### Source material
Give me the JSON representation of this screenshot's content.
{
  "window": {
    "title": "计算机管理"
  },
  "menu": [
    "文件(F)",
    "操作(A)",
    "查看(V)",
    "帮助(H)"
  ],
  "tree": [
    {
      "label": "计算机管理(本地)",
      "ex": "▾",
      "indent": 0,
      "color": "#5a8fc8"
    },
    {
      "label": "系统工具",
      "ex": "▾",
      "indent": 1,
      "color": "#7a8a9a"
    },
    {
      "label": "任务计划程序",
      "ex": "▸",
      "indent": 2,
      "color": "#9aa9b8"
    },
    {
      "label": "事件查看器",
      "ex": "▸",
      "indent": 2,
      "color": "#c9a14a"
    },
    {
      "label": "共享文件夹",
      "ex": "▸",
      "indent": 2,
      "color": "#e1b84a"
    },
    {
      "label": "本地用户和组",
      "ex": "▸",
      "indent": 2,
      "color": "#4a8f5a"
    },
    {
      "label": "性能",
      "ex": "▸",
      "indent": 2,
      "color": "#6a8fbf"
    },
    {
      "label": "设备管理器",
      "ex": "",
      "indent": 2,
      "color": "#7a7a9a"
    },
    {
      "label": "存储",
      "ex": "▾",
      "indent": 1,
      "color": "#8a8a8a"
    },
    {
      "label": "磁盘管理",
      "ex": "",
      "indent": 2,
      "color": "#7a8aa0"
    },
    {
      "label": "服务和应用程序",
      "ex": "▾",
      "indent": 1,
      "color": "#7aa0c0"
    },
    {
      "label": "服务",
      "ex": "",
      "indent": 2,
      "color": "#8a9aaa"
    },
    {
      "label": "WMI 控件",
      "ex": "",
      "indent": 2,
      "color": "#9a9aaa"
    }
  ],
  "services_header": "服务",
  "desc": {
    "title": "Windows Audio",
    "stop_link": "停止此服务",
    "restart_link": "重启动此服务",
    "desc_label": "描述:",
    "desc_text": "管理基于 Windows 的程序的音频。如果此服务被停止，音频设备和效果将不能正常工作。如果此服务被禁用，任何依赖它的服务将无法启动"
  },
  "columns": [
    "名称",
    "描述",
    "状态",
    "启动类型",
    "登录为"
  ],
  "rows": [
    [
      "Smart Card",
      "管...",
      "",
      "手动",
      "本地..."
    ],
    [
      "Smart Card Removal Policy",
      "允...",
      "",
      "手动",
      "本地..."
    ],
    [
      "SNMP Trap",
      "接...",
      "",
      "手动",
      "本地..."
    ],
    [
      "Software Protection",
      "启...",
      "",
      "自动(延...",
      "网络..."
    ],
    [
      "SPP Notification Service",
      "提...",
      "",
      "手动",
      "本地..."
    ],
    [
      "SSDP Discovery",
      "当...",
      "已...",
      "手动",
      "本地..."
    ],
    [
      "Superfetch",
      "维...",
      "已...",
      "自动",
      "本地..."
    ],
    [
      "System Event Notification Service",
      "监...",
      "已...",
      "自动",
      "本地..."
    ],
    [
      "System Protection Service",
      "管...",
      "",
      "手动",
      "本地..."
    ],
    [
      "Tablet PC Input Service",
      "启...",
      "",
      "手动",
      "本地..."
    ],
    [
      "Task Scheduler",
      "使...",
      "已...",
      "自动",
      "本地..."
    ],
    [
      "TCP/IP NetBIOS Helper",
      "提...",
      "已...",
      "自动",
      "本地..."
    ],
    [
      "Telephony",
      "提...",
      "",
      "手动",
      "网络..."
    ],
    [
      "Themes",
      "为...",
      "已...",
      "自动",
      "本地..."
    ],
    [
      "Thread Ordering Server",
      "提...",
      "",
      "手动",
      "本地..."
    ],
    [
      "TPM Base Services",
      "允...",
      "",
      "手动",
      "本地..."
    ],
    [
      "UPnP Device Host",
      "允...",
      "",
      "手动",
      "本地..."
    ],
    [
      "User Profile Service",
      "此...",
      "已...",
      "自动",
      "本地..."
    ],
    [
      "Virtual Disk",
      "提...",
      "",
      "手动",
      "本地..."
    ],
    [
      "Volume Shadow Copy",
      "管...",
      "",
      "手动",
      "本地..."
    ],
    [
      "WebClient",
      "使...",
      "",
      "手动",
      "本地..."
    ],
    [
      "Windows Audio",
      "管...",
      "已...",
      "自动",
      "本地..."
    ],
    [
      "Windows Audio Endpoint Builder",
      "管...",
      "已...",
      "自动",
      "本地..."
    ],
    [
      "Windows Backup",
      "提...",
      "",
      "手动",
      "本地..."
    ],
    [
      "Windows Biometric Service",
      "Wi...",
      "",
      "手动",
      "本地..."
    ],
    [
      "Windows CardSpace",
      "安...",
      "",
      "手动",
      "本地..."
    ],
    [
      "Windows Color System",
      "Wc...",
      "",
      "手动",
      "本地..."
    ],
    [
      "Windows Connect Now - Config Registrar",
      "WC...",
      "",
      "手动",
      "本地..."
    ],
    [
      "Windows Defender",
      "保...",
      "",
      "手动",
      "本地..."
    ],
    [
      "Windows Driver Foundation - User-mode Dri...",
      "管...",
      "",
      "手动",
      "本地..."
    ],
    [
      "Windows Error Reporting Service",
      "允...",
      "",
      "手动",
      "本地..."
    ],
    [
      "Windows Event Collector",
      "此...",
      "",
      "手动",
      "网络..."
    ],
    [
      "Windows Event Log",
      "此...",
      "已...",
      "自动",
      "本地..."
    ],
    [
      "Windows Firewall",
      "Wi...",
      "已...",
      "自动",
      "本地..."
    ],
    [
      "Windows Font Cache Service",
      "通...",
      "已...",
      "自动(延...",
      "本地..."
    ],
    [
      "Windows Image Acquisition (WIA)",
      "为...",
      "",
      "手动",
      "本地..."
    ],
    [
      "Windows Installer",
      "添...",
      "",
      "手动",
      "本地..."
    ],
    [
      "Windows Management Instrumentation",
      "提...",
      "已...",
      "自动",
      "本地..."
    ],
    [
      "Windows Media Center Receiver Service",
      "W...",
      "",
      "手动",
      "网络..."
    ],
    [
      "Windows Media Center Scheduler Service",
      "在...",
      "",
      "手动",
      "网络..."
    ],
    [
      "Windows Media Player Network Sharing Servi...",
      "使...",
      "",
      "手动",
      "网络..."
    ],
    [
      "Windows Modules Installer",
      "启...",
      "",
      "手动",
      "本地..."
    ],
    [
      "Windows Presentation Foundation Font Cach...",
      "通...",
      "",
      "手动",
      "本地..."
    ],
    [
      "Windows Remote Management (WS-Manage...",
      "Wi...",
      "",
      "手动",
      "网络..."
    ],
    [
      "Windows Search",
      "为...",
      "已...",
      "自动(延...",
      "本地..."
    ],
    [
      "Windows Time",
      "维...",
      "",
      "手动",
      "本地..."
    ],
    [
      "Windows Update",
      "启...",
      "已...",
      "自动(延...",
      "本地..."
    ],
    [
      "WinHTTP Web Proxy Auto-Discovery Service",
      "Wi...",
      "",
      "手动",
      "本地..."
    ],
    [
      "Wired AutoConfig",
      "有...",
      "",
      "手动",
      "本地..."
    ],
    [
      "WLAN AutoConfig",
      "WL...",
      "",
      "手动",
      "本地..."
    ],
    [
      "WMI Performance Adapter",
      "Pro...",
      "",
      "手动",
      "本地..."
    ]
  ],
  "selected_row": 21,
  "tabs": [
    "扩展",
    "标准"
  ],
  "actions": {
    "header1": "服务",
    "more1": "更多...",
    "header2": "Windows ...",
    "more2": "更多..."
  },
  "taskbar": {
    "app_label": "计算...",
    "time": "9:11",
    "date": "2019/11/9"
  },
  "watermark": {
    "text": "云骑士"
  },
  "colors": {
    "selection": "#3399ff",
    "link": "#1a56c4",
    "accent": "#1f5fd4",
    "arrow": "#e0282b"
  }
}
######
Given instruction.
Every line in the data above that contains "Scheduler" needs to be copied.

Task result.
      "Task Scheduler",
      "Windows Media Center Scheduler Service",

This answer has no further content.